# Stated problem
Go over the entries below line by line, copying each one that contains the word "cellohexaose".

# The input
______

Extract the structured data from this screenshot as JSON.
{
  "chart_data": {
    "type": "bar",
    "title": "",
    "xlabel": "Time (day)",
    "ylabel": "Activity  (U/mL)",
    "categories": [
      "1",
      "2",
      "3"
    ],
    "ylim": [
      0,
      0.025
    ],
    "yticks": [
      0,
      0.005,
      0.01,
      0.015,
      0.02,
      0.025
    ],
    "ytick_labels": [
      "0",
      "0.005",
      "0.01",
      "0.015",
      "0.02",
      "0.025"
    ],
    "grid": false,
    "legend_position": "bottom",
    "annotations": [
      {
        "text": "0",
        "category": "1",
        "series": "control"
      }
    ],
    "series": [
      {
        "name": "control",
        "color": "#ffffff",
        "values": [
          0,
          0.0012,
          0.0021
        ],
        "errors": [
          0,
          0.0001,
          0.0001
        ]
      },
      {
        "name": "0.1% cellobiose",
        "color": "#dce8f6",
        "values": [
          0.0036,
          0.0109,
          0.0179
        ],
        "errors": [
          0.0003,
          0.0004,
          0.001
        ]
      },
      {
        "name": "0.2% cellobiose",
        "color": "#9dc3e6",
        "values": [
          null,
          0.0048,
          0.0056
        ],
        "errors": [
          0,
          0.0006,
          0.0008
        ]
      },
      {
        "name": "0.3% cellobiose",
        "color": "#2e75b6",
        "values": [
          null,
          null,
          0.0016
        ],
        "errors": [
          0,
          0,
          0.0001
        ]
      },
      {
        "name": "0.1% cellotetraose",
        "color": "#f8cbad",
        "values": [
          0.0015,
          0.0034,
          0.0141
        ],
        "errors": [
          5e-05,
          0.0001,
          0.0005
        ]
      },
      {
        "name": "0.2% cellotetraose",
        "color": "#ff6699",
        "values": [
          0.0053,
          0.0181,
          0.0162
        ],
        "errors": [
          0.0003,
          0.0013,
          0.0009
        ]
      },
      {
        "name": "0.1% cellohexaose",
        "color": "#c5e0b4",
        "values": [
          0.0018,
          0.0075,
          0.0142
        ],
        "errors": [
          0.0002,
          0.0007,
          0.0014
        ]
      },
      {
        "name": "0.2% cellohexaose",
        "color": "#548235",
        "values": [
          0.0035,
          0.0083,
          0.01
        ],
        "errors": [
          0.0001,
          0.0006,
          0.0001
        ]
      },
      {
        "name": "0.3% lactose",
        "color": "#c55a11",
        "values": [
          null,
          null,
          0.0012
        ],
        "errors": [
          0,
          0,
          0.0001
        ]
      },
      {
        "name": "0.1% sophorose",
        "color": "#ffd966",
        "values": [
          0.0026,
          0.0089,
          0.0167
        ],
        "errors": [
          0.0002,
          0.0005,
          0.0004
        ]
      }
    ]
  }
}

______

# Exercise response
        "name": "0.1% cellohexaose",
        "name": "0.2% cellohexaose",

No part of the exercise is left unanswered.